──────── Dataset extract ────────

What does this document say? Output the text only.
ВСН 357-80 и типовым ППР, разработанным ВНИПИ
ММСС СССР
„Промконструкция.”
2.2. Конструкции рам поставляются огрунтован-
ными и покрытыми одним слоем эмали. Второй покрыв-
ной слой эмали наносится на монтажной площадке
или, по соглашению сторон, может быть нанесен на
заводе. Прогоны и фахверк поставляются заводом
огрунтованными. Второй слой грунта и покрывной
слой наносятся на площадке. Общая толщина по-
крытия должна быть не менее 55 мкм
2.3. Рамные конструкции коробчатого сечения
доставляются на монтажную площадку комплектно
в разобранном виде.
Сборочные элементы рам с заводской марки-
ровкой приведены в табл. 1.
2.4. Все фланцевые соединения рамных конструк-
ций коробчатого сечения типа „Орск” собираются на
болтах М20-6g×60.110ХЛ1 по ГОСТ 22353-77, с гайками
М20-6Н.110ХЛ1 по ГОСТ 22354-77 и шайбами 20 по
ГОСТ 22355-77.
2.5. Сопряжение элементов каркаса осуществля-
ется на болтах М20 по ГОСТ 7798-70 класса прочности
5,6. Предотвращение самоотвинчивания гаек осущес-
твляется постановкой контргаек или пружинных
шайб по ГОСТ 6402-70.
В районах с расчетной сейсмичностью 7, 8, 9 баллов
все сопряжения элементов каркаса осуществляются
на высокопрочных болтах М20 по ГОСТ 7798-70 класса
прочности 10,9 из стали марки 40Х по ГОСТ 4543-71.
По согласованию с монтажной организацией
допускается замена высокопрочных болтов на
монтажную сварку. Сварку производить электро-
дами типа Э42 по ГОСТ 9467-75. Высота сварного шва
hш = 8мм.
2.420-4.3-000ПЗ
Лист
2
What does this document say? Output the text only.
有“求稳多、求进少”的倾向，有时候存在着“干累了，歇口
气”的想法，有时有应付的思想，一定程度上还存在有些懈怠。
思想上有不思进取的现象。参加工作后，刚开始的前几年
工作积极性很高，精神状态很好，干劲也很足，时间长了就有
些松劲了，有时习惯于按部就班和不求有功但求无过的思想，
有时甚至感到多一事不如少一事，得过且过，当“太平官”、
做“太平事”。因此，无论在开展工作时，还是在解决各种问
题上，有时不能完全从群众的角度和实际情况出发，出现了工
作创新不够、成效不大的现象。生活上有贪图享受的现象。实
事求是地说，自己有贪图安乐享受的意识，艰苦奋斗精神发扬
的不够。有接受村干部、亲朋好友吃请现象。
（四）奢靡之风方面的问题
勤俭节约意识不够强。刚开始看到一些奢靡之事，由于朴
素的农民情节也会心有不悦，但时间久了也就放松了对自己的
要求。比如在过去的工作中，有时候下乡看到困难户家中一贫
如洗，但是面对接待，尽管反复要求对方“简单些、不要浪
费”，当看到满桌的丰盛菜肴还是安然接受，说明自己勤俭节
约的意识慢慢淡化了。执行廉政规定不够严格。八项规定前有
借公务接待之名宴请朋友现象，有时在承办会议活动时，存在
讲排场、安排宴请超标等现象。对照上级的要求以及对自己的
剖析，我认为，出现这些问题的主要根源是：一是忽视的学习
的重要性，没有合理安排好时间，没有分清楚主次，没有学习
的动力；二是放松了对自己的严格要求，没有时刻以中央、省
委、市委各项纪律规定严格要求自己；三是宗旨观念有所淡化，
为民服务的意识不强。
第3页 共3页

────────

» **Written problem**: Exactly how many lines of the listing above contain the string "сечения"? Give no more than the number.

» **Exercise response**: 2